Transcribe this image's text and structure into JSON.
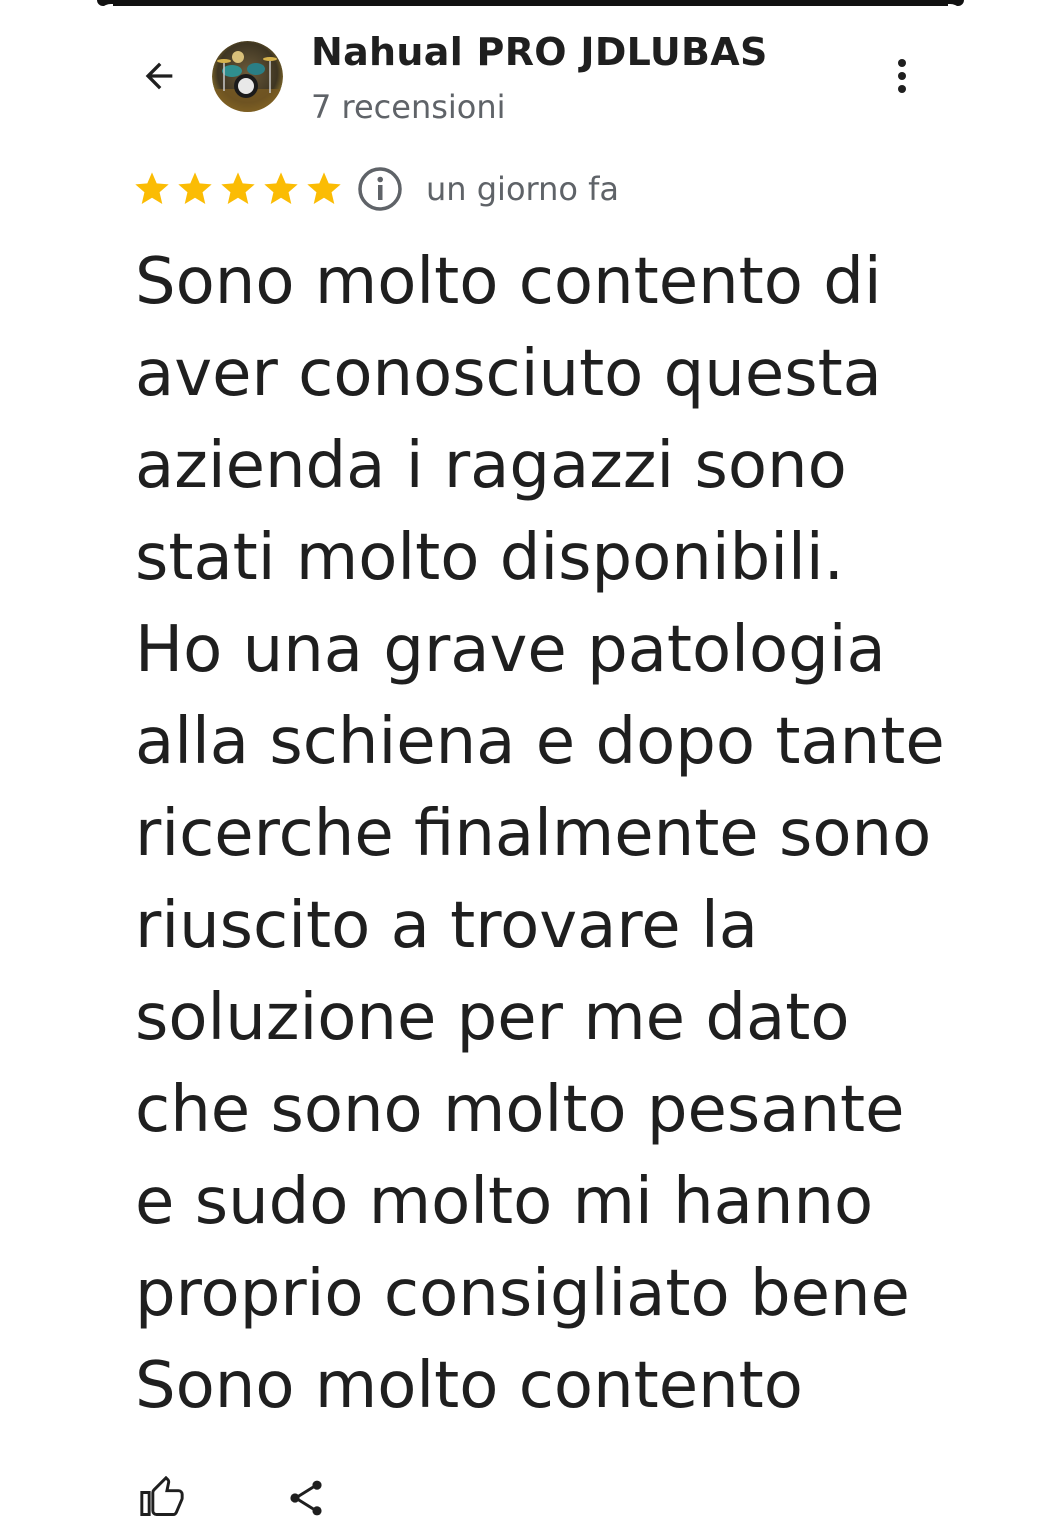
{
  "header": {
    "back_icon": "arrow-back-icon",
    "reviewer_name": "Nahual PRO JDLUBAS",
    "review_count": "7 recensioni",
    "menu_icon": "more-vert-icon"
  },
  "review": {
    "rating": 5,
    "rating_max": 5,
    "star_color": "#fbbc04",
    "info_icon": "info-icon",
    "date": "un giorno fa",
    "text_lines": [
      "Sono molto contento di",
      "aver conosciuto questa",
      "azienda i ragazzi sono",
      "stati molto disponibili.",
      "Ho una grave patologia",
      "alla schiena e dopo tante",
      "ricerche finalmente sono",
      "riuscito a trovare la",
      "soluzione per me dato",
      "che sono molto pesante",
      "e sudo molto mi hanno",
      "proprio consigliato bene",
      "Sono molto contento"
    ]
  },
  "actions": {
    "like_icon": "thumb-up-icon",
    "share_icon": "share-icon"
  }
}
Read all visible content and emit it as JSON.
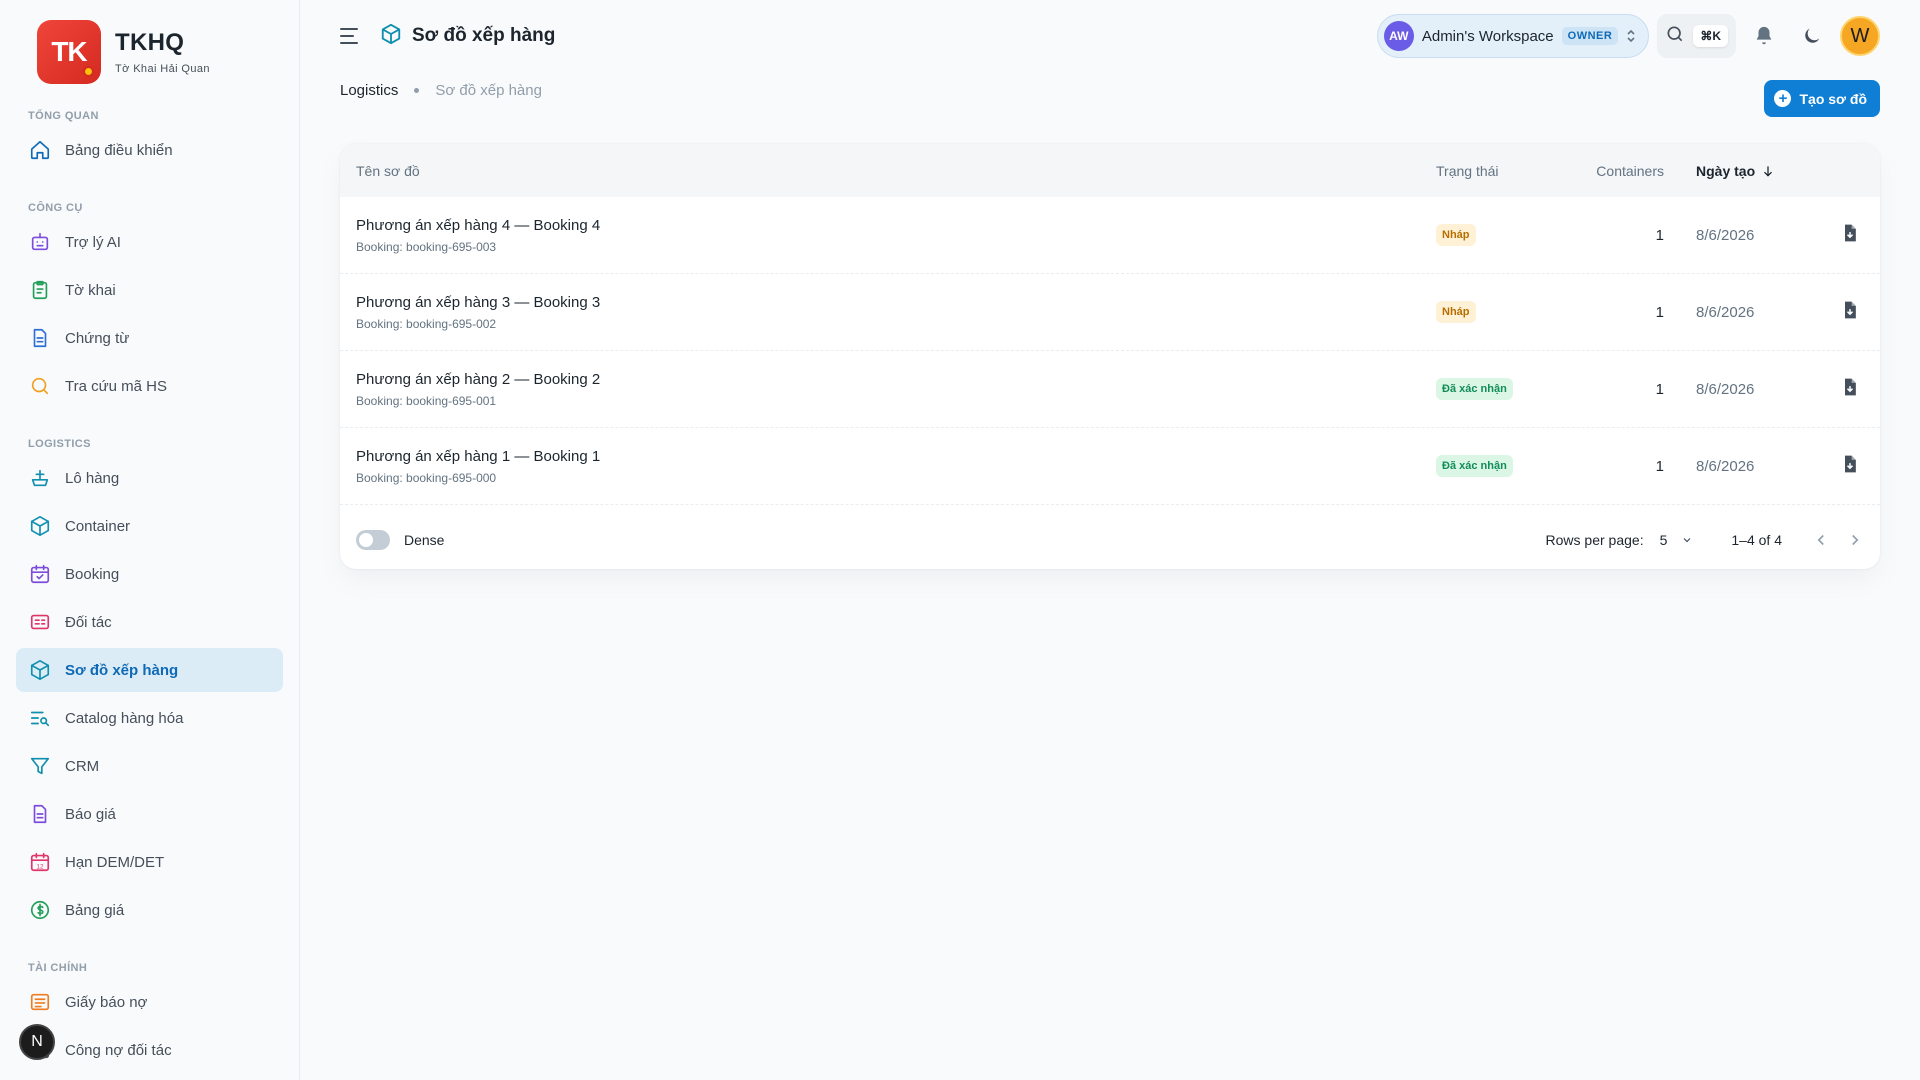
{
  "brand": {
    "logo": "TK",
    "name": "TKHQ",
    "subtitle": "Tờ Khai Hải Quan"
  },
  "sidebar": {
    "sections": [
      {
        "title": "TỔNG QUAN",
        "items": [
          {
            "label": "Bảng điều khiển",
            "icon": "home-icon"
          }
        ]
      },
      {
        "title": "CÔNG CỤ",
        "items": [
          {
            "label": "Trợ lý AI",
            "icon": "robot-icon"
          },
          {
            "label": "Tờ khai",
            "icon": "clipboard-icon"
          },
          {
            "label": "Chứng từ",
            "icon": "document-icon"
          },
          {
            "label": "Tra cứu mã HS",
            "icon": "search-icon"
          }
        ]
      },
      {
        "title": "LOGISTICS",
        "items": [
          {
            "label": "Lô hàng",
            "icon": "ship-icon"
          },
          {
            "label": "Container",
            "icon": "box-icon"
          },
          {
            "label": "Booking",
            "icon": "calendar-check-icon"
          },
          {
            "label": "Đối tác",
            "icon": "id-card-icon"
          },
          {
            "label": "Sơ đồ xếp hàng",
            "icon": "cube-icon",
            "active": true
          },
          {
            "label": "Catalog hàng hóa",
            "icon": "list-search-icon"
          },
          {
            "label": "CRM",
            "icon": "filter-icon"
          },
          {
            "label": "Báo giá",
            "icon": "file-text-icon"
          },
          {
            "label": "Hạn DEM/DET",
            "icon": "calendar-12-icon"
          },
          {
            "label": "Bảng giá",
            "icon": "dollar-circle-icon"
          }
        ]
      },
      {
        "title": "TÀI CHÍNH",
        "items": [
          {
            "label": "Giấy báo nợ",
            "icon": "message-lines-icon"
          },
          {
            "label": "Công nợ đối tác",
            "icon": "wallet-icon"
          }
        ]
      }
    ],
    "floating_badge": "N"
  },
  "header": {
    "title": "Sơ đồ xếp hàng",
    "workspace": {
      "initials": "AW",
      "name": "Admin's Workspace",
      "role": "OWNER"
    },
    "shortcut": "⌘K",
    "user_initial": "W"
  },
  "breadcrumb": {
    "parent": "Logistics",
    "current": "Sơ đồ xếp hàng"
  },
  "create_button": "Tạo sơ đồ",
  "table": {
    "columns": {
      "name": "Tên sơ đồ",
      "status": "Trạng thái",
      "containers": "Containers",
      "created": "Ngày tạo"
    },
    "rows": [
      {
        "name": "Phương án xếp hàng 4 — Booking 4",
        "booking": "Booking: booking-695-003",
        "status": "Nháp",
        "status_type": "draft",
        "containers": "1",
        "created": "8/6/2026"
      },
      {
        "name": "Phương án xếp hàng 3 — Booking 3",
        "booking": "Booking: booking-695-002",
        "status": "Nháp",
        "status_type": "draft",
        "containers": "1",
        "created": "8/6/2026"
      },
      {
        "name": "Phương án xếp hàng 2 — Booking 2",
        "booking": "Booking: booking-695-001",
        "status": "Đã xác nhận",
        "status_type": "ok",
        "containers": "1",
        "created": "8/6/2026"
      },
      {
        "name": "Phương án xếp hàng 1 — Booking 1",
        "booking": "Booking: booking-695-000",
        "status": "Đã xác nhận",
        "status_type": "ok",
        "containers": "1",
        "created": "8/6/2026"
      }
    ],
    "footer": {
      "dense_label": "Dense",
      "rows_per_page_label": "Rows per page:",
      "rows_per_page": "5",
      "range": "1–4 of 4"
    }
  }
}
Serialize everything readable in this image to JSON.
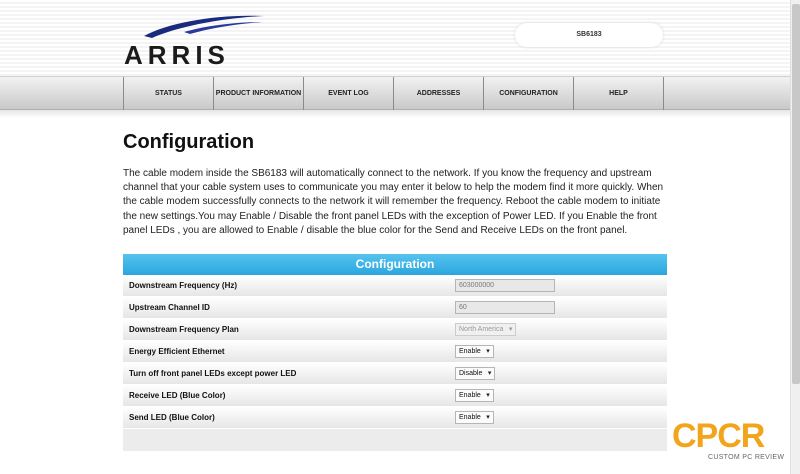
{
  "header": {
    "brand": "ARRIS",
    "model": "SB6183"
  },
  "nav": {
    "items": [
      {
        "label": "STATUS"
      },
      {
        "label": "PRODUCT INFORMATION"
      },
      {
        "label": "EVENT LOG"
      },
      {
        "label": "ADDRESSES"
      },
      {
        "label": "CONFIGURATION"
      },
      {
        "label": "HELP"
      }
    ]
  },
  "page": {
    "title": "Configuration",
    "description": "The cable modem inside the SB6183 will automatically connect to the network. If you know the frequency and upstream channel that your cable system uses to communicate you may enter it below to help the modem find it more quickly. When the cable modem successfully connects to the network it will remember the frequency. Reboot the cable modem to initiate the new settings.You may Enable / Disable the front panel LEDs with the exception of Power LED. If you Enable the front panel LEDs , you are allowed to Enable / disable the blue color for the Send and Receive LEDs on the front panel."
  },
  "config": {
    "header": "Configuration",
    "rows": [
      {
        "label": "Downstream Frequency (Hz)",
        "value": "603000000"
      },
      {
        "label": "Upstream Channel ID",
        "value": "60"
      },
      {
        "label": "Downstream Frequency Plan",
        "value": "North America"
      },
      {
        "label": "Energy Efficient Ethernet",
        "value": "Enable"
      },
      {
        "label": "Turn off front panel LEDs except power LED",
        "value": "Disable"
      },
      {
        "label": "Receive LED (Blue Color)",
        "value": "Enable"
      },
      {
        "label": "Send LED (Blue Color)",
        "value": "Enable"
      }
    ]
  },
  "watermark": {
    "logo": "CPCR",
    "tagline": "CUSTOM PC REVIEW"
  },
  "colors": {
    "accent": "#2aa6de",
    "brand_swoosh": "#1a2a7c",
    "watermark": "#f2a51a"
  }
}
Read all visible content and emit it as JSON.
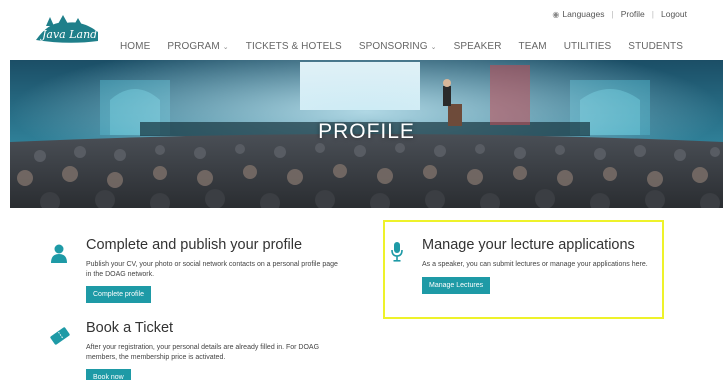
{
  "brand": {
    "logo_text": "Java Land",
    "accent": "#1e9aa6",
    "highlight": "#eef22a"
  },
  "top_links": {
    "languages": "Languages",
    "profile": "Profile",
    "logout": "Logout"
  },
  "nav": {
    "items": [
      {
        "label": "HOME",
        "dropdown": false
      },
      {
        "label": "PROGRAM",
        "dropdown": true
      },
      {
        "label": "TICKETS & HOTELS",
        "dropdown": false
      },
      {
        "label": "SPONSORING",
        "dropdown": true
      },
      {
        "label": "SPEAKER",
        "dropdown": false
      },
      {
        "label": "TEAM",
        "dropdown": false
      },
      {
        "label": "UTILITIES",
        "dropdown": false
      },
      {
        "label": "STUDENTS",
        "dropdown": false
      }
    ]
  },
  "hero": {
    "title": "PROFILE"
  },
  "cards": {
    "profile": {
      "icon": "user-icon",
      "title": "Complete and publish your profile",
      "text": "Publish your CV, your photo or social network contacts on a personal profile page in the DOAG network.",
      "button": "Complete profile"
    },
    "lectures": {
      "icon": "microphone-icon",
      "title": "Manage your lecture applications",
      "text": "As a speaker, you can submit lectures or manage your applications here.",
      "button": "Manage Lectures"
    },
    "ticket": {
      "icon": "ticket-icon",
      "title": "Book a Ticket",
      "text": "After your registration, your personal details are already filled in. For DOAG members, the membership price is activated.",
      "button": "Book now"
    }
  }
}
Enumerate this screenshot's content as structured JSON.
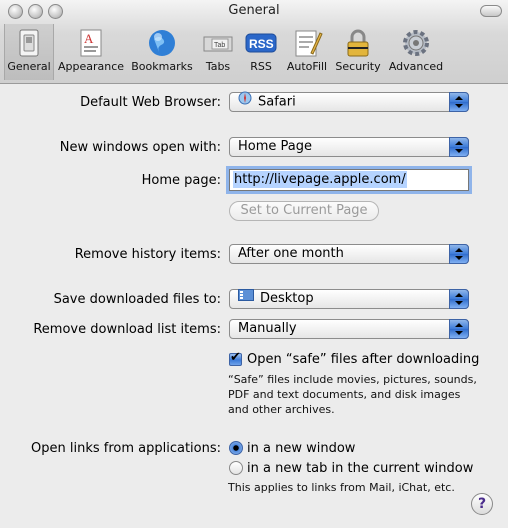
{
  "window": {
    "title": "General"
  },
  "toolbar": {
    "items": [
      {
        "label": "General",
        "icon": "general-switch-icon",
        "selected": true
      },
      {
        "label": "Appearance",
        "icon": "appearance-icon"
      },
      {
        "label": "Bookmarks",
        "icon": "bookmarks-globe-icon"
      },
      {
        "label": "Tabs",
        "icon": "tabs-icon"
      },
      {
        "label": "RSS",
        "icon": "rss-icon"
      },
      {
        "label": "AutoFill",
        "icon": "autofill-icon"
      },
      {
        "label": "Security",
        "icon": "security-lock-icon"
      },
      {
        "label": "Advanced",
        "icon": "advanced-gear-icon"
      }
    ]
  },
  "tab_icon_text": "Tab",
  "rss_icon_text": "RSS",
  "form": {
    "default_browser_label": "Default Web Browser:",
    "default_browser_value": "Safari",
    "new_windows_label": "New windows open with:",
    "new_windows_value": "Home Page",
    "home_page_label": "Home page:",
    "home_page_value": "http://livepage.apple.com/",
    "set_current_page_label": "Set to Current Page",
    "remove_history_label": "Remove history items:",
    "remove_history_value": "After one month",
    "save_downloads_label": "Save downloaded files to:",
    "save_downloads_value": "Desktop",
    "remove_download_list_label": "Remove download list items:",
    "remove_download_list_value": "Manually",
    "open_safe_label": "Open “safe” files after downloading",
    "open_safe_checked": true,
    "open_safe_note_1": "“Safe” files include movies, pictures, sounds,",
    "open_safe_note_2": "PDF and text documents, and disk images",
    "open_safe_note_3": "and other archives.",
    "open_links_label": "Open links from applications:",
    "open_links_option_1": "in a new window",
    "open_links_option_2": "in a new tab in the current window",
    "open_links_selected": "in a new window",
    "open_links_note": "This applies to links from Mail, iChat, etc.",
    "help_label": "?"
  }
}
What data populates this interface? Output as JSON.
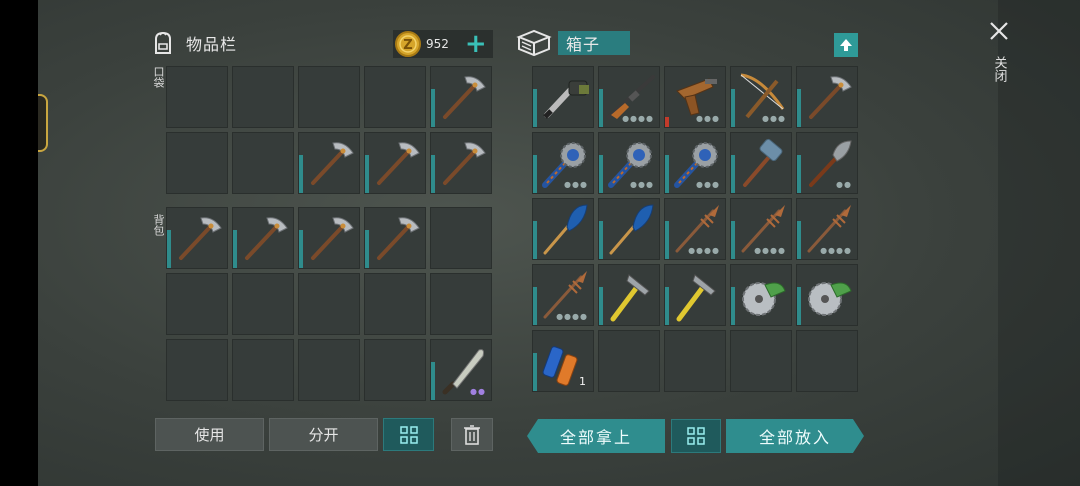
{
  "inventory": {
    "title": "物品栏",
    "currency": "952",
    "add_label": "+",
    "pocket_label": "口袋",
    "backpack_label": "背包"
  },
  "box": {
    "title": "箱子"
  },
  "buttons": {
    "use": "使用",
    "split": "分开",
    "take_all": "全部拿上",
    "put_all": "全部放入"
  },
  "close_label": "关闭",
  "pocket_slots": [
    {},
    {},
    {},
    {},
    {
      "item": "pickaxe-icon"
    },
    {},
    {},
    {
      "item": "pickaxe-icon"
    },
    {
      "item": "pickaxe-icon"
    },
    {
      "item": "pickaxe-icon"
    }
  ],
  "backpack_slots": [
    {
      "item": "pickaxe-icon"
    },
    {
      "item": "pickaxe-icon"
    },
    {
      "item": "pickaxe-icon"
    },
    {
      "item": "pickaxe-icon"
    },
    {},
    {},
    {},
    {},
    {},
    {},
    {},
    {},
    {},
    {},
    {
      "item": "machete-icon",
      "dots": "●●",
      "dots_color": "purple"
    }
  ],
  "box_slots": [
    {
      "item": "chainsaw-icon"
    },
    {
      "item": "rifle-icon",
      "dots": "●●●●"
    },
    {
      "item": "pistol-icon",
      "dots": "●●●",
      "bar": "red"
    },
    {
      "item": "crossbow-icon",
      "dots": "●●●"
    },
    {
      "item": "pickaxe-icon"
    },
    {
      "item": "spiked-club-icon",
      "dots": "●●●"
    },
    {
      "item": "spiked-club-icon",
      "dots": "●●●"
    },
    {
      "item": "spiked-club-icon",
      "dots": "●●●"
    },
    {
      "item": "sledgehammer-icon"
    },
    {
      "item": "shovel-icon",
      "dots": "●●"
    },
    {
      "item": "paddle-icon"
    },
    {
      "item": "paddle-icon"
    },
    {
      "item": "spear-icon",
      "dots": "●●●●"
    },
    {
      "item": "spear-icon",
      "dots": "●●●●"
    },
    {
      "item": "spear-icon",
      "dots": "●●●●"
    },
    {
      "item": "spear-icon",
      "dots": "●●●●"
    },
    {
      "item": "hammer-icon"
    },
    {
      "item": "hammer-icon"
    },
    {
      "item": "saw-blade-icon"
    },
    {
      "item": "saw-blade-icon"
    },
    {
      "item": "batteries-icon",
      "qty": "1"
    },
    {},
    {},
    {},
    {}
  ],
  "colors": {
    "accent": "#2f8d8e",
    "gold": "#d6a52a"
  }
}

------------------------------------------------

Your objective: What is the number of lines in this listing that contain the word "molto"? Answer with that number and nothing else.

Correct answer: 5